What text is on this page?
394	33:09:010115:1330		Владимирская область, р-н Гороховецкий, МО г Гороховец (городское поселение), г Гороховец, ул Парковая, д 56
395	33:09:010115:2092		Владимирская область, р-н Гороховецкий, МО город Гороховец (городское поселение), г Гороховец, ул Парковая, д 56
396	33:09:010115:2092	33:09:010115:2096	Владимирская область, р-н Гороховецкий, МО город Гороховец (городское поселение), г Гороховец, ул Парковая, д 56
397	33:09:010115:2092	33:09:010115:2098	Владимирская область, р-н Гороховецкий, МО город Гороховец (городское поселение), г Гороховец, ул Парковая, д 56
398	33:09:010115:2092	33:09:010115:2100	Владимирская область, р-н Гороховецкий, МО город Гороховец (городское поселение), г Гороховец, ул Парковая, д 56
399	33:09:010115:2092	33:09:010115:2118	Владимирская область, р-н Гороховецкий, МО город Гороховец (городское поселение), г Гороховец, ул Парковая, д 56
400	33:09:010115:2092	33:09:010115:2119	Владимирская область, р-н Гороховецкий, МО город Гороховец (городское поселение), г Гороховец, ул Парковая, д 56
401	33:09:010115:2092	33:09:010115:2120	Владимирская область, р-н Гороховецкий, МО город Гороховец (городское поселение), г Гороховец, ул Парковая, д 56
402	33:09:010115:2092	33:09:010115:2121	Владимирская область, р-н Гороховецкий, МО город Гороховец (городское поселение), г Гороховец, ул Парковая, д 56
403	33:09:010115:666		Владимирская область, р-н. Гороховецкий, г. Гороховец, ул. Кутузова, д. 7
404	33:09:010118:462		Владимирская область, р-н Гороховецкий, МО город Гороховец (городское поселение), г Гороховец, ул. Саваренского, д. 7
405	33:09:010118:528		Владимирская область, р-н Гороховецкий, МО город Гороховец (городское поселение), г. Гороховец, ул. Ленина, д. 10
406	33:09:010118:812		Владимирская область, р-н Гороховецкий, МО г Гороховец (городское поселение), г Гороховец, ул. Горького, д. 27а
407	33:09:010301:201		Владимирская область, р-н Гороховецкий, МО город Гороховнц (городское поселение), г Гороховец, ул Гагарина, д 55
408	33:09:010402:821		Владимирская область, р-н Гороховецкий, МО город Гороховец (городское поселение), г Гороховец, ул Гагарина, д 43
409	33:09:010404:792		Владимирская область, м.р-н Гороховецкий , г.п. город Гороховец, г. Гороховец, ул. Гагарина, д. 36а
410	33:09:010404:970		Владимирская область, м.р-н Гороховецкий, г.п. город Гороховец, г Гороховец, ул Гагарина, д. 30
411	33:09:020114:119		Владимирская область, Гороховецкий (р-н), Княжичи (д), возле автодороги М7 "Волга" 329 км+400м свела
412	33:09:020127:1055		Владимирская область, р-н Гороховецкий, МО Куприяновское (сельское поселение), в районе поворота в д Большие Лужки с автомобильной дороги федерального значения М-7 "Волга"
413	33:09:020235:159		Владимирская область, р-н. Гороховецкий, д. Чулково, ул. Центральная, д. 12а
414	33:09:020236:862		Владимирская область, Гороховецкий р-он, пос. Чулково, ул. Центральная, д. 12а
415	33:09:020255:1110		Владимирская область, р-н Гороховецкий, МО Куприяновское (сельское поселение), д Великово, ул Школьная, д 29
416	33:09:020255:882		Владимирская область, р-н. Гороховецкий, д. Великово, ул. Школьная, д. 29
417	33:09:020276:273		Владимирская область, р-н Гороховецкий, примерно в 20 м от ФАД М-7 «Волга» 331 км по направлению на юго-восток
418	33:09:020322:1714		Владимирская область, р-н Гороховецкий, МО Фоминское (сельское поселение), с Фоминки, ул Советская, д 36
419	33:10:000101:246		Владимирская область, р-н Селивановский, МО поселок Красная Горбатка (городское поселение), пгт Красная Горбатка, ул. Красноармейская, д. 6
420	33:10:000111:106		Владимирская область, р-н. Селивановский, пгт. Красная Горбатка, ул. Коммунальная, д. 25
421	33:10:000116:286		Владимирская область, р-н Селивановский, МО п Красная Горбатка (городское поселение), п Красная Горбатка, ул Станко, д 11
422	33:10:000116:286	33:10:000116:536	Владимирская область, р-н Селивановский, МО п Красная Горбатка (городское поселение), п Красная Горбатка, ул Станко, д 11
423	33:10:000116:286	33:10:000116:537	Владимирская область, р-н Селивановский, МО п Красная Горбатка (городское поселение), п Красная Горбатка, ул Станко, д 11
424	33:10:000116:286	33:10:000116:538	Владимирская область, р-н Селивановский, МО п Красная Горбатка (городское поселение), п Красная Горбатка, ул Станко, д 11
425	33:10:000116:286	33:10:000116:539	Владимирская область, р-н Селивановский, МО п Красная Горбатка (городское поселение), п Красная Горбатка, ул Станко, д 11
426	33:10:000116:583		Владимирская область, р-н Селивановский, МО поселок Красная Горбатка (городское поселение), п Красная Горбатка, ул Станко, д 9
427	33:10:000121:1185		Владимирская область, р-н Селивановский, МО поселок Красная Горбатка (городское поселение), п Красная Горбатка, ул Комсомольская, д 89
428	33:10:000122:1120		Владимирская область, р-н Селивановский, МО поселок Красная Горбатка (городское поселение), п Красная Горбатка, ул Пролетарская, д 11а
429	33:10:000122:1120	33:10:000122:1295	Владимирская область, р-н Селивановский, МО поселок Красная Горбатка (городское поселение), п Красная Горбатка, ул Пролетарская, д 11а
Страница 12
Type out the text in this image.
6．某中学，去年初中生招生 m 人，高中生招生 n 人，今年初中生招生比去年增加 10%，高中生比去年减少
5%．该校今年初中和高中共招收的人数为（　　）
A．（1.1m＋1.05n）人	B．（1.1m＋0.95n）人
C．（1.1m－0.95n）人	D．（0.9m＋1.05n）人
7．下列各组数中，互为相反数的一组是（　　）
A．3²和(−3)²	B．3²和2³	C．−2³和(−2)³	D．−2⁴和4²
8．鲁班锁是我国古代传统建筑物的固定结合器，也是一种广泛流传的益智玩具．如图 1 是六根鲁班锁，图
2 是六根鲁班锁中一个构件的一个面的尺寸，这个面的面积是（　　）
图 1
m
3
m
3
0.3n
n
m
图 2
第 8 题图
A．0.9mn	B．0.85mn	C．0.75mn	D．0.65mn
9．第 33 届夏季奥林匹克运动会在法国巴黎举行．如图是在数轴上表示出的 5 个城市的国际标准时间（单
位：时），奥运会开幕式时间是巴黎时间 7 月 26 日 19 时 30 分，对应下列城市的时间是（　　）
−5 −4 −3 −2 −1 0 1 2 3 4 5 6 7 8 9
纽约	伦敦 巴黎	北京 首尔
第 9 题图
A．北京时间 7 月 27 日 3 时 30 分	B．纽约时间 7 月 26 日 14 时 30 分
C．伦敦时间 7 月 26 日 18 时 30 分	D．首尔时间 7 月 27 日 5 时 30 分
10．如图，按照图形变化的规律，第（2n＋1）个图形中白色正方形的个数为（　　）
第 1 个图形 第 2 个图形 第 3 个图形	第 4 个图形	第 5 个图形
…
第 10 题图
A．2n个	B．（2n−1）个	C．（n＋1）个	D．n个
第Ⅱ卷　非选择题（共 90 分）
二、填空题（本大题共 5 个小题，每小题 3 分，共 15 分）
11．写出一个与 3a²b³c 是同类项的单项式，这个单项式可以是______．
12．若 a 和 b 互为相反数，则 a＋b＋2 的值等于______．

──────────────────────────────

**Stated problem:** From the entries above, copy out every line where the string "Пролетарская" appears.

**Answer in full:**
428	33:10:000122:1120		Владимирская область, р-н Селивановский, МО поселок Красная Горбатка (городское поселение), п Красная Горбатка, ул Пролетарская, д 11а
429	33:10:000122:1120	33:10:000122:1295	Владимирская область, р-н Селивановский, МО поселок Красная Горбатка (городское поселение), п Красная Горбатка, ул Пролетарская, д 11а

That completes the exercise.